§ TASK GOAL
Could you reproduce the material below with "Patent image size" swapped for "Drawing size" in each line where it occurs, leaving everything else unchanged?

§ PROVIDED RECORDS

+++

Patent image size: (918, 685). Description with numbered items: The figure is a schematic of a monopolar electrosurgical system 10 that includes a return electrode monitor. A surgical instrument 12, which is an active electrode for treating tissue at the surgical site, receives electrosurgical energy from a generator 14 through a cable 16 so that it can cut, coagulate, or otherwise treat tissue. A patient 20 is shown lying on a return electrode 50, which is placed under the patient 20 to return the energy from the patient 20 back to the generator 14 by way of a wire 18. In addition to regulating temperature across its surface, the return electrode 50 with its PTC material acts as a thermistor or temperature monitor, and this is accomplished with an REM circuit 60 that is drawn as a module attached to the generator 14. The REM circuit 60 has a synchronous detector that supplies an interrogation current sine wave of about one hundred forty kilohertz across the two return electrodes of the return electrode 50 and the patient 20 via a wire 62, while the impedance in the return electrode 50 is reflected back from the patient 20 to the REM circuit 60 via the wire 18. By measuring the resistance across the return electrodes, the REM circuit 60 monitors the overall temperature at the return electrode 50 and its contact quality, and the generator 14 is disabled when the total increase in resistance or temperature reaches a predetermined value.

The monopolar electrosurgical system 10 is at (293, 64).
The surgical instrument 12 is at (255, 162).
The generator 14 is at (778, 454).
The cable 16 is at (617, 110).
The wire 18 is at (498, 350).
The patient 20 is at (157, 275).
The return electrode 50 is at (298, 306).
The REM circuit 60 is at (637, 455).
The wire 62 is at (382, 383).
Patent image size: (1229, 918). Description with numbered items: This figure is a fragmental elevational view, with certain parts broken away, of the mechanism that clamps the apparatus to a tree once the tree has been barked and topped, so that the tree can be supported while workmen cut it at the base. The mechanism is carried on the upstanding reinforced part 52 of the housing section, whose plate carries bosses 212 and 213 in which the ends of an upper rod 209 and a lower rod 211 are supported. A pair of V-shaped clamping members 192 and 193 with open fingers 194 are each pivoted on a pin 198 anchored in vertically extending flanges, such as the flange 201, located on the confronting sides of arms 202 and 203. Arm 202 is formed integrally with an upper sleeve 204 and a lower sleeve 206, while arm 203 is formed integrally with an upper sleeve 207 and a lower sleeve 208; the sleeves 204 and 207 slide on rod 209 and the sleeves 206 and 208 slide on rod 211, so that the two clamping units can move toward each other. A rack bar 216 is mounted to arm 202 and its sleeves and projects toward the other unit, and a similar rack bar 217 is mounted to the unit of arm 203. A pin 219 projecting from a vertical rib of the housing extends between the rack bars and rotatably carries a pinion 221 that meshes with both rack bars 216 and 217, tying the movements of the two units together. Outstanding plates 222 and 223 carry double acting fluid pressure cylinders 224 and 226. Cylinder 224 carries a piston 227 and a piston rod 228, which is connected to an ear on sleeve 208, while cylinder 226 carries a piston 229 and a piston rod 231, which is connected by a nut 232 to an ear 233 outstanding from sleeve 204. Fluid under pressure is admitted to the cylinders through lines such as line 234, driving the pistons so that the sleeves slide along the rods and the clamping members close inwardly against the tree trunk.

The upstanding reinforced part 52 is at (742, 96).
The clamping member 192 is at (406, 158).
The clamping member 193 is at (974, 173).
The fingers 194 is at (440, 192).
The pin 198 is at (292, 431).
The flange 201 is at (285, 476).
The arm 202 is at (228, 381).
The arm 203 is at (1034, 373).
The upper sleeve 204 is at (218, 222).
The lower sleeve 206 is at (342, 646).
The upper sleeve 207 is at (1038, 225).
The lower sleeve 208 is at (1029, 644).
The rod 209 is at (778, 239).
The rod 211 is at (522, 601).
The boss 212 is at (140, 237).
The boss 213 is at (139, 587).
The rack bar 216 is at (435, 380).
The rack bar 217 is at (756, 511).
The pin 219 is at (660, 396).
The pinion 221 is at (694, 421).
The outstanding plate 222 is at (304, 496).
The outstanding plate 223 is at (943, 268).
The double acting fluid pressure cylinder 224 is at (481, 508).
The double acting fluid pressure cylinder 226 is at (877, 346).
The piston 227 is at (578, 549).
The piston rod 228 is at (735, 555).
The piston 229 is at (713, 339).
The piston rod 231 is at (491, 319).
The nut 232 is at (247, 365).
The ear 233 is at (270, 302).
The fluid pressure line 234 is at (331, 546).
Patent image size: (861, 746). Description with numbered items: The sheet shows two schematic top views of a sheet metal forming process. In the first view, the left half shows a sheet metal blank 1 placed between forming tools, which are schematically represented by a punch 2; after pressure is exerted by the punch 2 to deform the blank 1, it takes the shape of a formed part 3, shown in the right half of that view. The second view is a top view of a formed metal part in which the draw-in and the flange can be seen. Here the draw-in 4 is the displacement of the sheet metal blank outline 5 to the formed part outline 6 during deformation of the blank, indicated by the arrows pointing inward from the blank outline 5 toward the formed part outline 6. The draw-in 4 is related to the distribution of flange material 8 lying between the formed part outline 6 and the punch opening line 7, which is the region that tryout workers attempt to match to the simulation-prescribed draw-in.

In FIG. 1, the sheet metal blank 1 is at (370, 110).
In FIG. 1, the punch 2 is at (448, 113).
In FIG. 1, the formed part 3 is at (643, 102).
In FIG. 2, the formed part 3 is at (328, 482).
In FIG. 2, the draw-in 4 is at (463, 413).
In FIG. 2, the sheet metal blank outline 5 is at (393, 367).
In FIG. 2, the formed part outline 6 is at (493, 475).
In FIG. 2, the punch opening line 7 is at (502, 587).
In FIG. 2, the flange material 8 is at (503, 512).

+++

§ SOLVED PROBLEM
Drawing size: (918, 685). Description with numbered items: The figure is a schematic of a monopolar electrosurgical system 10 that includes a return electrode monitor. A surgical instrument 12, which is an active electrode for treating tissue at the surgical site, receives electrosurgical energy from a generator 14 through a cable 16 so that it can cut, coagulate, or otherwise treat tissue. A patient 20 is shown lying on a return electrode 50, which is placed under the patient 20 to return the energy from the patient 20 back to the generator 14 by way of a wire 18. In addition to regulating temperature across its surface, the return electrode 50 with its PTC material acts as a thermistor or temperature monitor, and this is accomplished with an REM circuit 60 that is drawn as a module attached to the generator 14. The REM circuit 60 has a synchronous detector that supplies an interrogation current sine wave of about one hundred forty kilohertz across the two return electrodes of the return electrode 50 and the patient 20 via a wire 62, while the impedance in the return electrode 50 is reflected back from the patient 20 to the REM circuit 60 via the wire 18. By measuring the resistance across the return electrodes, the REM circuit 60 monitors the overall temperature at the return electrode 50 and its contact quality, and the generator 14 is disabled when the total increase in resistance or temperature reaches a predetermined value.

The monopolar electrosurgical system 10 is at (293, 64).
The surgical instrument 12 is at (255, 162).
The generator 14 is at (778, 454).
The cable 16 is at (617, 110).
The wire 18 is at (498, 350).
The patient 20 is at (157, 275).
The return electrode 50 is at (298, 306).
The REM circuit 60 is at (637, 455).
The wire 62 is at (382, 383).
Drawing size: (1229, 918). Description with numbered items: This figure is a fragmental elevational view, with certain parts broken away, of the mechanism that clamps the apparatus to a tree once the tree has been barked and topped, so that the tree can be supported while workmen cut it at the base. The mechanism is carried on the upstanding reinforced part 52 of the housing section, whose plate carries bosses 212 and 213 in which the ends of an upper rod 209 and a lower rod 211 are supported. A pair of V-shaped clamping members 192 and 193 with open fingers 194 are each pivoted on a pin 198 anchored in vertically extending flanges, such as the flange 201, located on the confronting sides of arms 202 and 203. Arm 202 is formed integrally with an upper sleeve 204 and a lower sleeve 206, while arm 203 is formed integrally with an upper sleeve 207 and a lower sleeve 208; the sleeves 204 and 207 slide on rod 209 and the sleeves 206 and 208 slide on rod 211, so that the two clamping units can move toward each other. A rack bar 216 is mounted to arm 202 and its sleeves and projects toward the other unit, and a similar rack bar 217 is mounted to the unit of arm 203. A pin 219 projecting from a vertical rib of the housing extends between the rack bars and rotatably carries a pinion 221 that meshes with both rack bars 216 and 217, tying the movements of the two units together. Outstanding plates 222 and 223 carry double acting fluid pressure cylinders 224 and 226. Cylinder 224 carries a piston 227 and a piston rod 228, which is connected to an ear on sleeve 208, while cylinder 226 carries a piston 229 and a piston rod 231, which is connected by a nut 232 to an ear 233 outstanding from sleeve 204. Fluid under pressure is admitted to the cylinders through lines such as line 234, driving the pistons so that the sleeves slide along the rods and the clamping members close inwardly against the tree trunk.

The upstanding reinforced part 52 is at (742, 96).
The clamping member 192 is at (406, 158).
The clamping member 193 is at (974, 173).
The fingers 194 is at (440, 192).
The pin 198 is at (292, 431).
The flange 201 is at (285, 476).
The arm 202 is at (228, 381).
The arm 203 is at (1034, 373).
The upper sleeve 204 is at (218, 222).
The lower sleeve 206 is at (342, 646).
The upper sleeve 207 is at (1038, 225).
The lower sleeve 208 is at (1029, 644).
The rod 209 is at (778, 239).
The rod 211 is at (522, 601).
The boss 212 is at (140, 237).
The boss 213 is at (139, 587).
The rack bar 216 is at (435, 380).
The rack bar 217 is at (756, 511).
The pin 219 is at (660, 396).
The pinion 221 is at (694, 421).
The outstanding plate 222 is at (304, 496).
The outstanding plate 223 is at (943, 268).
The double acting fluid pressure cylinder 224 is at (481, 508).
The double acting fluid pressure cylinder 226 is at (877, 346).
The piston 227 is at (578, 549).
The piston rod 228 is at (735, 555).
The piston 229 is at (713, 339).
The piston rod 231 is at (491, 319).
The nut 232 is at (247, 365).
The ear 233 is at (270, 302).
The fluid pressure line 234 is at (331, 546).
Drawing size: (861, 746). Description with numbered items: The sheet shows two schematic top views of a sheet metal forming process. In the first view, the left half shows a sheet metal blank 1 placed between forming tools, which are schematically represented by a punch 2; after pressure is exerted by the punch 2 to deform the blank 1, it takes the shape of a formed part 3, shown in the right half of that view. The second view is a top view of a formed metal part in which the draw-in and the flange can be seen. Here the draw-in 4 is the displacement of the sheet metal blank outline 5 to the formed part outline 6 during deformation of the blank, indicated by the arrows pointing inward from the blank outline 5 toward the formed part outline 6. The draw-in 4 is related to the distribution of flange material 8 lying between the formed part outline 6 and the punch opening line 7, which is the region that tryout workers attempt to match to the simulation-prescribed draw-in.

In FIG. 1, the sheet metal blank 1 is at (370, 110).
In FIG. 1, the punch 2 is at (448, 113).
In FIG. 1, the formed part 3 is at (643, 102).
In FIG. 2, the formed part 3 is at (328, 482).
In FIG. 2, the draw-in 4 is at (463, 413).
In FIG. 2, the sheet metal blank outline 5 is at (393, 367).
In FIG. 2, the formed part outline 6 is at (493, 475).
In FIG. 2, the punch opening line 7 is at (502, 587).
In FIG. 2, the flange material 8 is at (503, 512).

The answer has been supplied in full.